Figure record listings
'''
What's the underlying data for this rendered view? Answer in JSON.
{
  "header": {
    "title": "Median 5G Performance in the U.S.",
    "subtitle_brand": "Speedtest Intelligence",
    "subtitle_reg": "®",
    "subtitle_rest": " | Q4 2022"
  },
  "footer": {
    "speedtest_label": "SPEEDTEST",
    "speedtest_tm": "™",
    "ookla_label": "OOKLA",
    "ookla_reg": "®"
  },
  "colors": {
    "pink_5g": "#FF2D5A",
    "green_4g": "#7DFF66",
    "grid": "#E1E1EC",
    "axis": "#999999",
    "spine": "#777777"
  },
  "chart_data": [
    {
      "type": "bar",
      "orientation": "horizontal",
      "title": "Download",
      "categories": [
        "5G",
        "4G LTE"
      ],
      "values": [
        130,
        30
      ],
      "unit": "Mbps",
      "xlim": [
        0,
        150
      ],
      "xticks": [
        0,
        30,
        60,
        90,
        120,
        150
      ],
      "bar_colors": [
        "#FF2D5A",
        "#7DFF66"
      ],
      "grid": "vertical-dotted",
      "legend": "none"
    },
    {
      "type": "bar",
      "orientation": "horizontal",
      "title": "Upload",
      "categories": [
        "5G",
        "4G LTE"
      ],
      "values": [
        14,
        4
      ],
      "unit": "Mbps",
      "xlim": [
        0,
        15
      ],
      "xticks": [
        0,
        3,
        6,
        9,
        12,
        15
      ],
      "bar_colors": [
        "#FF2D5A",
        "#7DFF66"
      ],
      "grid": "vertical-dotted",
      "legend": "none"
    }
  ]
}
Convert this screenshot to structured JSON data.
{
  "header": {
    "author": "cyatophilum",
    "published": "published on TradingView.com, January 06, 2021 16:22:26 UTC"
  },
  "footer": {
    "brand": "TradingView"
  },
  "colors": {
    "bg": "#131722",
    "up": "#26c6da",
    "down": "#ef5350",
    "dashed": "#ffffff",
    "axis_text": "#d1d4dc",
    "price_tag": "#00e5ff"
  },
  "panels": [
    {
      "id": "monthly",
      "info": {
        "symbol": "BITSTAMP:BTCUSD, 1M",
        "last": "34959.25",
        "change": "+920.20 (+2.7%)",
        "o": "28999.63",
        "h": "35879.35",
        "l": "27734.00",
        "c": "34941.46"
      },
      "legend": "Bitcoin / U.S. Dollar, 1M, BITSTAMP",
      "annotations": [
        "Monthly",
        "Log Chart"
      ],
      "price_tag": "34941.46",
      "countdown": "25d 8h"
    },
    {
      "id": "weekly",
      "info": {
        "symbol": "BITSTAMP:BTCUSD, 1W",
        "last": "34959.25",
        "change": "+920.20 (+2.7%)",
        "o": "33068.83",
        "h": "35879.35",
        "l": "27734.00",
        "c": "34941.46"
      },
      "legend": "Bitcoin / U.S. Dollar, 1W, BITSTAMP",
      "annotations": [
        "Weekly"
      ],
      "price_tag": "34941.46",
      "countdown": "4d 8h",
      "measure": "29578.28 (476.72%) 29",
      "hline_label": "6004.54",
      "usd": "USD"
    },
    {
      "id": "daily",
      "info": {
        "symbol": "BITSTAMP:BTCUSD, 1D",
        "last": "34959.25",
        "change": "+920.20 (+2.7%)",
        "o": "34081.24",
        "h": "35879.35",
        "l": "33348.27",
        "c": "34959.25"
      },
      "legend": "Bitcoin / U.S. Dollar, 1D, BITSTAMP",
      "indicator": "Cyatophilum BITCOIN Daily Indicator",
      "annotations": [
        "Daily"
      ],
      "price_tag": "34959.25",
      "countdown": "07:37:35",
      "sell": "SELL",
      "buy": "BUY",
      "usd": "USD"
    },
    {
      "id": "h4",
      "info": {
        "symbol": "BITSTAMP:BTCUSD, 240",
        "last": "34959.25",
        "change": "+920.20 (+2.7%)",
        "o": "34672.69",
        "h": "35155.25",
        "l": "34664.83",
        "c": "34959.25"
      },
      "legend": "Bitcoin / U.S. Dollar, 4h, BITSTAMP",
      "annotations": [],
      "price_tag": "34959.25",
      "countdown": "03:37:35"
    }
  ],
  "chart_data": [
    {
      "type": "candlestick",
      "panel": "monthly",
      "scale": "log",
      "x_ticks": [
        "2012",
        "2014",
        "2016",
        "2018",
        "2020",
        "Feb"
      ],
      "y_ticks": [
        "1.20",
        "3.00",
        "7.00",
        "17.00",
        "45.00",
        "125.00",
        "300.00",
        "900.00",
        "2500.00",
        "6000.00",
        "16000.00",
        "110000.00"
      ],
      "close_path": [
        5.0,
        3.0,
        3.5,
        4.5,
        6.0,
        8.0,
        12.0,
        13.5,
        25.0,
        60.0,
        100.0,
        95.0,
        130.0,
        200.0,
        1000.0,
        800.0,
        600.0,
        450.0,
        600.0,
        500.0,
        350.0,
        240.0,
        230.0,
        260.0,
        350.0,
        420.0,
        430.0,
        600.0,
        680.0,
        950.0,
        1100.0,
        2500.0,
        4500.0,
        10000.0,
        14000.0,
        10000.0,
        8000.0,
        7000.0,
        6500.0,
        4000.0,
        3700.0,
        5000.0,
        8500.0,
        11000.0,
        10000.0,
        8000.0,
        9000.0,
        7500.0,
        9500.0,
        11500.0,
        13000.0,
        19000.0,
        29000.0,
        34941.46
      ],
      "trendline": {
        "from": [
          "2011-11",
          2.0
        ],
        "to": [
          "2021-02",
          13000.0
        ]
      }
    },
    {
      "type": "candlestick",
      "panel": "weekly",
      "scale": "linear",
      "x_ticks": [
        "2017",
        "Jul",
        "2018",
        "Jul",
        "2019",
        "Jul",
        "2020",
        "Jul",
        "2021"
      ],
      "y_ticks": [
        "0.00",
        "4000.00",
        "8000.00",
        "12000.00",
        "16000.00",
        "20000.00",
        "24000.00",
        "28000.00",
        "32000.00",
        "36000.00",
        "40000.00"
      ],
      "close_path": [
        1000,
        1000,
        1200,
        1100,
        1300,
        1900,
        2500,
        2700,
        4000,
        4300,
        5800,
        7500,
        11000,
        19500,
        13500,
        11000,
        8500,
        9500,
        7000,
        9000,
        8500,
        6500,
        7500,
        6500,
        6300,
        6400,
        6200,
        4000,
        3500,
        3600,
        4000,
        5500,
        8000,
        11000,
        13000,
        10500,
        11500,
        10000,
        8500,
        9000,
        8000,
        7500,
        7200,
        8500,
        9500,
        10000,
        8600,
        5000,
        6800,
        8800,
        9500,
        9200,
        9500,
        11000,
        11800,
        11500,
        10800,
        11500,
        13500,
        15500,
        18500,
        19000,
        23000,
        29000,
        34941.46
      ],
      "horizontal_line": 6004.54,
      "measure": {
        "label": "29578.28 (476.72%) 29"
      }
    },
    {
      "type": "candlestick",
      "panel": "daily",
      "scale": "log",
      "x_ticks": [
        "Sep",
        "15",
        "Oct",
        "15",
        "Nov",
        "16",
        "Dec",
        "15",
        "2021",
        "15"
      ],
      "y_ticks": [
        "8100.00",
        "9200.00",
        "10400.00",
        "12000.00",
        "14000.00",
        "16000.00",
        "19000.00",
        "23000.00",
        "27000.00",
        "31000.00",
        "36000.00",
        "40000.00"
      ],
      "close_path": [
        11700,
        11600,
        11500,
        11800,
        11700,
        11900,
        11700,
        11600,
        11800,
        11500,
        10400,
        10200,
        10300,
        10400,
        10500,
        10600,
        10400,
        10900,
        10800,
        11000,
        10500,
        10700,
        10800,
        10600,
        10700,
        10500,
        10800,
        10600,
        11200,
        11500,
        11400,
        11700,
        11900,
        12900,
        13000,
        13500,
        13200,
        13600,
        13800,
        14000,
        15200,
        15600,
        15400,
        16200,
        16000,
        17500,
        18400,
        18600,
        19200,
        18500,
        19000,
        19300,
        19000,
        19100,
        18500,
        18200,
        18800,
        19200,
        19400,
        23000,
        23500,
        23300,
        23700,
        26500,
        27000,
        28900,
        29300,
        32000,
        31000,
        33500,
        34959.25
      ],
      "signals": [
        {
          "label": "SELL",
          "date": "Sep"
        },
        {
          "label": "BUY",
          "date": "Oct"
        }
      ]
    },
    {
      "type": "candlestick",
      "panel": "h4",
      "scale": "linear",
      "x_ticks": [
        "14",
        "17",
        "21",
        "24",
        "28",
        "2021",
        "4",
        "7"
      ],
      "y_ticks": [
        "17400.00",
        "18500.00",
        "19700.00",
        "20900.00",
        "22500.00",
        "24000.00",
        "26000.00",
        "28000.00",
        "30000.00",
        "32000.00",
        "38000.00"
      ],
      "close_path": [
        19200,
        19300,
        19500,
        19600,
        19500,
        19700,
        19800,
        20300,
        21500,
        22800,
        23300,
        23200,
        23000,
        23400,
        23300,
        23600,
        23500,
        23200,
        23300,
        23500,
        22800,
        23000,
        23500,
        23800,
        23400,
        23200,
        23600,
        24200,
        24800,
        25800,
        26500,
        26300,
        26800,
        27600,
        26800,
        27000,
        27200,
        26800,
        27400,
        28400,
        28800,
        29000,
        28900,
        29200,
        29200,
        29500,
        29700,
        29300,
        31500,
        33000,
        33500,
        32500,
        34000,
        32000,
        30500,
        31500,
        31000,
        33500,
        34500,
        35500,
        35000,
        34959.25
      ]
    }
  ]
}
'''
Report the number of lines above containing the word "BTCUSD", with no other text.

• _TASK ANSWER_: 4